■ **SHORT PROBLEM**
Reproduce the material word for word; the images stay out.

■ **PROVIDED RECORDS**
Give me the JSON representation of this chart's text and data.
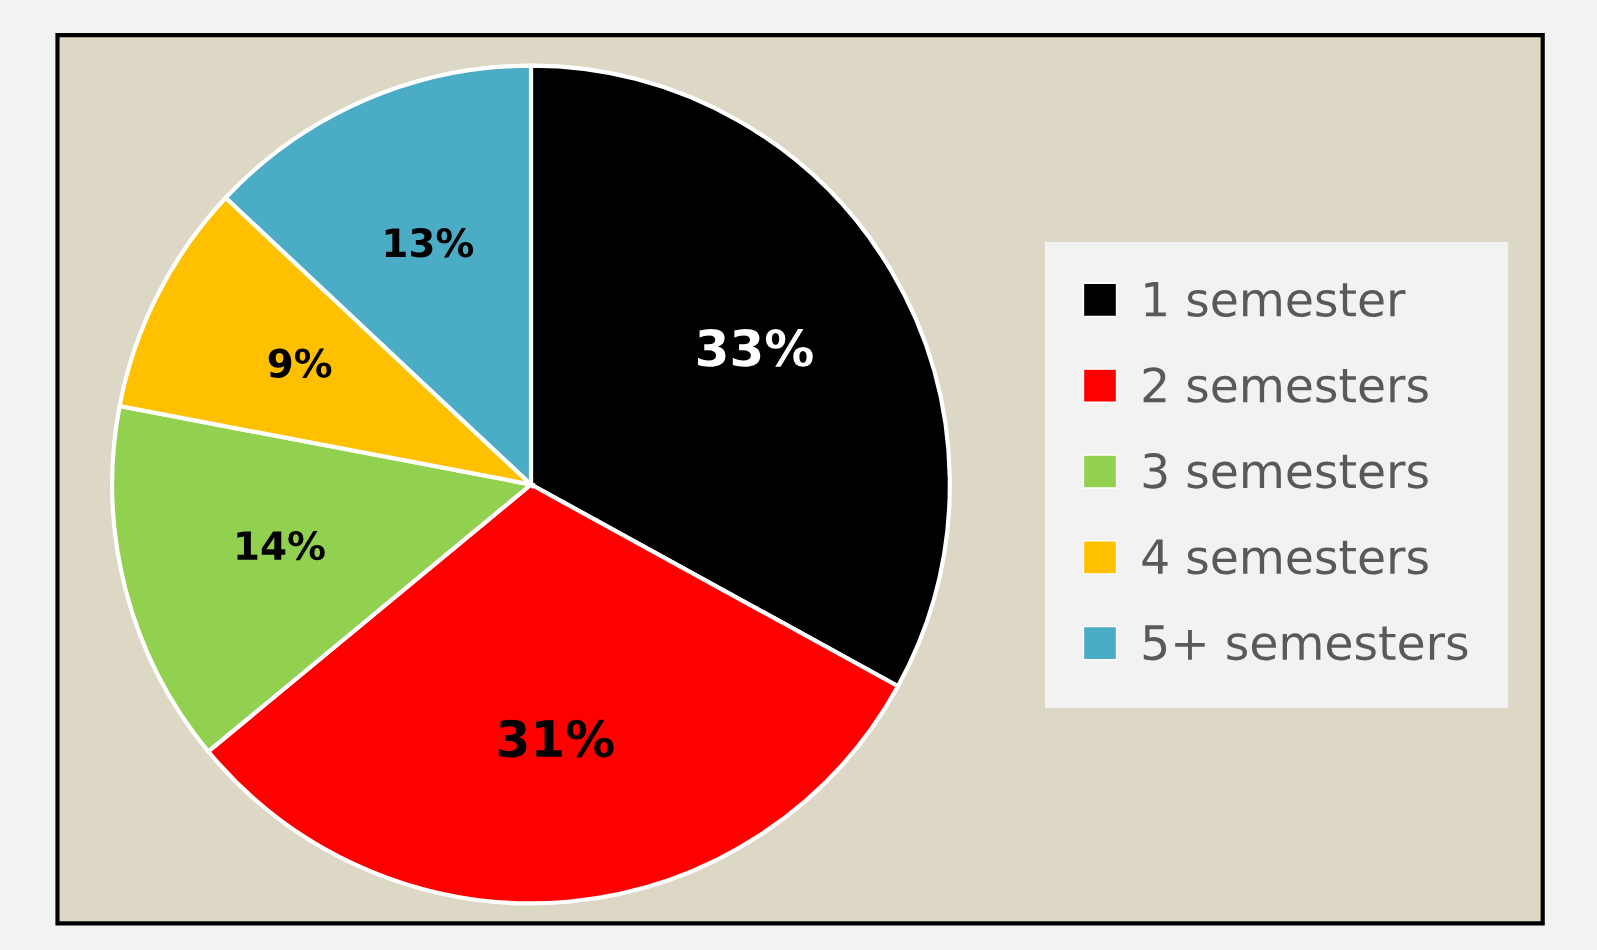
{
  "chart_data": {
    "type": "pie",
    "categories": [
      "1 semester",
      "2 semesters",
      "3 semesters",
      "4 semesters",
      "5+ semesters"
    ],
    "values": [
      33,
      31,
      14,
      9,
      13
    ],
    "colors": [
      "#000000",
      "#ff0000",
      "#92d050",
      "#ffc000",
      "#4bacc6"
    ],
    "value_labels": [
      "33%",
      "31%",
      "14%",
      "9%",
      "13%"
    ],
    "legend": "right"
  }
}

■ **TASK SOLUTION**
Give me the JSON representation of this chart's text and data.
{
  "chart_data": {
    "type": "pie",
    "categories": [
      "1 semester",
      "2 semesters",
      "3 semesters",
      "4 semesters",
      "5+ semesters"
    ],
    "values": [
      33,
      31,
      14,
      9,
      13
    ],
    "colors": [
      "#000000",
      "#ff0000",
      "#92d050",
      "#ffc000",
      "#4bacc6"
    ],
    "value_labels": [
      "33%",
      "31%",
      "14%",
      "9%",
      "13%"
    ],
    "legend": "right"
  }
}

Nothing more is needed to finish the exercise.